== EXERCISE ==
Print the data that follows exactly.

== DATA SECTION ==
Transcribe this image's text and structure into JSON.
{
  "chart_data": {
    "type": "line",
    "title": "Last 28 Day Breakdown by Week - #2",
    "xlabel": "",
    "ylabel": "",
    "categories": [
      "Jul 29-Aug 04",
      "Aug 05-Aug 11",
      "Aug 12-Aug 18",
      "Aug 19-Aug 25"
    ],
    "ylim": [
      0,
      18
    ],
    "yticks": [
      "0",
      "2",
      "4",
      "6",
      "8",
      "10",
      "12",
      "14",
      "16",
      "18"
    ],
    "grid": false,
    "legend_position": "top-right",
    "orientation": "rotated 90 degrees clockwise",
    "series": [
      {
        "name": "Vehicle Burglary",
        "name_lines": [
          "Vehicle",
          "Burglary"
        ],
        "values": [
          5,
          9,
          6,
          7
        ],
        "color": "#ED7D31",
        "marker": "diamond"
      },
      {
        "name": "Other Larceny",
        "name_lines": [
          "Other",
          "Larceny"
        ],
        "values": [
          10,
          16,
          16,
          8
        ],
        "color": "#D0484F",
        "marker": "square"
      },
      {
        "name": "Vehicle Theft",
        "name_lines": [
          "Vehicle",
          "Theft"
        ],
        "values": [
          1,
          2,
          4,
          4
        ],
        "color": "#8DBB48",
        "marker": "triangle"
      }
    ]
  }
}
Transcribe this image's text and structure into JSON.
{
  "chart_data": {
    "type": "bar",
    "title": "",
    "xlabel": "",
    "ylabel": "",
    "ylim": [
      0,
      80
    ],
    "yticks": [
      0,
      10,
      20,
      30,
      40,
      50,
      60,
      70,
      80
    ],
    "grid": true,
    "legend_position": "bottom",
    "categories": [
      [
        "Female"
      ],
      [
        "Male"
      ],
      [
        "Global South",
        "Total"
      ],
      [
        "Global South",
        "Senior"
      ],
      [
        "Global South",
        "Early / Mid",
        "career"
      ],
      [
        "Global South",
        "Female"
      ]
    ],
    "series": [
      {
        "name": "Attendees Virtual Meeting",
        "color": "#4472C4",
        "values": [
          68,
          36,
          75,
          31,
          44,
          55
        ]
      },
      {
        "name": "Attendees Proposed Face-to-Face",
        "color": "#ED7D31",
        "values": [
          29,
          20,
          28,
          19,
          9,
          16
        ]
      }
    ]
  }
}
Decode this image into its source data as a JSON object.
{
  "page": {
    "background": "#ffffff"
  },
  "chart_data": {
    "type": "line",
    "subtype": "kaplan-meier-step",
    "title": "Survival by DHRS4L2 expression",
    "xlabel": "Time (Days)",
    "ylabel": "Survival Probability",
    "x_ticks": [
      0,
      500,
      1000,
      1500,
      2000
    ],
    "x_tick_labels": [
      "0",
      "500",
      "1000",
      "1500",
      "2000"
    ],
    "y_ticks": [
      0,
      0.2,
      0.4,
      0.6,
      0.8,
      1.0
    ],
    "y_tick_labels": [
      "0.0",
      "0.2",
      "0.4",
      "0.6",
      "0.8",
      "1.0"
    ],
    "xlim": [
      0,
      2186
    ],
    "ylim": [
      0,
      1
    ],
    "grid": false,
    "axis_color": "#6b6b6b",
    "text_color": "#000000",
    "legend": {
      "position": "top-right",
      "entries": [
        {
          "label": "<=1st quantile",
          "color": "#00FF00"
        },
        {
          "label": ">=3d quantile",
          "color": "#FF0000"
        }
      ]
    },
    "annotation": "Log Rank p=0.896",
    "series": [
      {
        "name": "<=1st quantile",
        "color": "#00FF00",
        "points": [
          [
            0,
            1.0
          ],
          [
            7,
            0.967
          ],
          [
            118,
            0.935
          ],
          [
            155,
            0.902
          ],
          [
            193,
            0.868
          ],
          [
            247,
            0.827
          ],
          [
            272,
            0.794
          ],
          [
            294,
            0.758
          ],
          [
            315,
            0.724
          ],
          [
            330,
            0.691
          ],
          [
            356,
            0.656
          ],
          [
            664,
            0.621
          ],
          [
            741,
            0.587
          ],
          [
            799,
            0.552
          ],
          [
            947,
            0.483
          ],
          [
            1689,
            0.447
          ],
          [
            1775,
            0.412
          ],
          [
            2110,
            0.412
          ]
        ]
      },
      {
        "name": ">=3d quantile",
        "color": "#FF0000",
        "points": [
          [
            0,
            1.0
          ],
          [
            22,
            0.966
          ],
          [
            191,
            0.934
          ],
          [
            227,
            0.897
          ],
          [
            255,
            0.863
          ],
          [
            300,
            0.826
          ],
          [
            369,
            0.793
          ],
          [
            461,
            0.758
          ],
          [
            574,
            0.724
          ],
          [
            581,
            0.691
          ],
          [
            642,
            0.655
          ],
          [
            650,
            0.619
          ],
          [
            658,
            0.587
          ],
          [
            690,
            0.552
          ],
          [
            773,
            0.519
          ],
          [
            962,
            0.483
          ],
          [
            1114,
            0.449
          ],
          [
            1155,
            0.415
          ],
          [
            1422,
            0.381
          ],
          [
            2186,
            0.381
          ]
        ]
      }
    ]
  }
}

== SOLUTION TO THIS EXERCISE ==
Transcribe this image's text and structure into JSON.
{
  "chart_data": {
    "type": "line",
    "title": "Last 28 Day Breakdown by Week - #2",
    "xlabel": "",
    "ylabel": "",
    "categories": [
      "Jul 29-Aug 04",
      "Aug 05-Aug 11",
      "Aug 12-Aug 18",
      "Aug 19-Aug 25"
    ],
    "ylim": [
      0,
      18
    ],
    "yticks": [
      "0",
      "2",
      "4",
      "6",
      "8",
      "10",
      "12",
      "14",
      "16",
      "18"
    ],
    "grid": false,
    "legend_position": "top-right",
    "orientation": "rotated 90 degrees clockwise",
    "series": [
      {
        "name": "Vehicle Burglary",
        "name_lines": [
          "Vehicle",
          "Burglary"
        ],
        "values": [
          5,
          9,
          6,
          7
        ],
        "color": "#ED7D31",
        "marker": "diamond"
      },
      {
        "name": "Other Larceny",
        "name_lines": [
          "Other",
          "Larceny"
        ],
        "values": [
          10,
          16,
          16,
          8
        ],
        "color": "#D0484F",
        "marker": "square"
      },
      {
        "name": "Vehicle Theft",
        "name_lines": [
          "Vehicle",
          "Theft"
        ],
        "values": [
          1,
          2,
          4,
          4
        ],
        "color": "#8DBB48",
        "marker": "triangle"
      }
    ]
  }
}
Transcribe this image's text and structure into JSON.
{
  "chart_data": {
    "type": "bar",
    "title": "",
    "xlabel": "",
    "ylabel": "",
    "ylim": [
      0,
      80
    ],
    "yticks": [
      0,
      10,
      20,
      30,
      40,
      50,
      60,
      70,
      80
    ],
    "grid": true,
    "legend_position": "bottom",
    "categories": [
      [
        "Female"
      ],
      [
        "Male"
      ],
      [
        "Global South",
        "Total"
      ],
      [
        "Global South",
        "Senior"
      ],
      [
        "Global South",
        "Early / Mid",
        "career"
      ],
      [
        "Global South",
        "Female"
      ]
    ],
    "series": [
      {
        "name": "Attendees Virtual Meeting",
        "color": "#4472C4",
        "values": [
          68,
          36,
          75,
          31,
          44,
          55
        ]
      },
      {
        "name": "Attendees Proposed Face-to-Face",
        "color": "#ED7D31",
        "values": [
          29,
          20,
          28,
          19,
          9,
          16
        ]
      }
    ]
  }
}
Decode this image into its source data as a JSON object.
{
  "page": {
    "background": "#ffffff"
  },
  "chart_data": {
    "type": "line",
    "subtype": "kaplan-meier-step",
    "title": "Survival by DHRS4L2 expression",
    "xlabel": "Time (Days)",
    "ylabel": "Survival Probability",
    "x_ticks": [
      0,
      500,
      1000,
      1500,
      2000
    ],
    "x_tick_labels": [
      "0",
      "500",
      "1000",
      "1500",
      "2000"
    ],
    "y_ticks": [
      0,
      0.2,
      0.4,
      0.6,
      0.8,
      1.0
    ],
    "y_tick_labels": [
      "0.0",
      "0.2",
      "0.4",
      "0.6",
      "0.8",
      "1.0"
    ],
    "xlim": [
      0,
      2186
    ],
    "ylim": [
      0,
      1
    ],
    "grid": false,
    "axis_color": "#6b6b6b",
    "text_color": "#000000",
    "legend": {
      "position": "top-right",
      "entries": [
        {
          "label": "<=1st quantile",
          "color": "#00FF00"
        },
        {
          "label": ">=3d quantile",
          "color": "#FF0000"
        }
      ]
    },
    "annotation": "Log Rank p=0.896",
    "series": [
      {
        "name": "<=1st quantile",
        "color": "#00FF00",
        "points": [
          [
            0,
            1.0
          ],
          [
            7,
            0.967
          ],
          [
            118,
            0.935
          ],
          [
            155,
            0.902
          ],
          [
            193,
            0.868
          ],
          [
            247,
            0.827
          ],
          [
            272,
            0.794
          ],
          [
            294,
            0.758
          ],
          [
            315,
            0.724
          ],
          [
            330,
            0.691
          ],
          [
            356,
            0.656
          ],
          [
            664,
            0.621
          ],
          [
            741,
            0.587
          ],
          [
            799,
            0.552
          ],
          [
            947,
            0.483
          ],
          [
            1689,
            0.447
          ],
          [
            1775,
            0.412
          ],
          [
            2110,
            0.412
          ]
        ]
      },
      {
        "name": ">=3d quantile",
        "color": "#FF0000",
        "points": [
          [
            0,
            1.0
          ],
          [
            22,
            0.966
          ],
          [
            191,
            0.934
          ],
          [
            227,
            0.897
          ],
          [
            255,
            0.863
          ],
          [
            300,
            0.826
          ],
          [
            369,
            0.793
          ],
          [
            461,
            0.758
          ],
          [
            574,
            0.724
          ],
          [
            581,
            0.691
          ],
          [
            642,
            0.655
          ],
          [
            650,
            0.619
          ],
          [
            658,
            0.587
          ],
          [
            690,
            0.552
          ],
          [
            773,
            0.519
          ],
          [
            962,
            0.483
          ],
          [
            1114,
            0.449
          ],
          [
            1155,
            0.415
          ],
          [
            1422,
            0.381
          ],
          [
            2186,
            0.381
          ]
        ]
      }
    ]
  }
}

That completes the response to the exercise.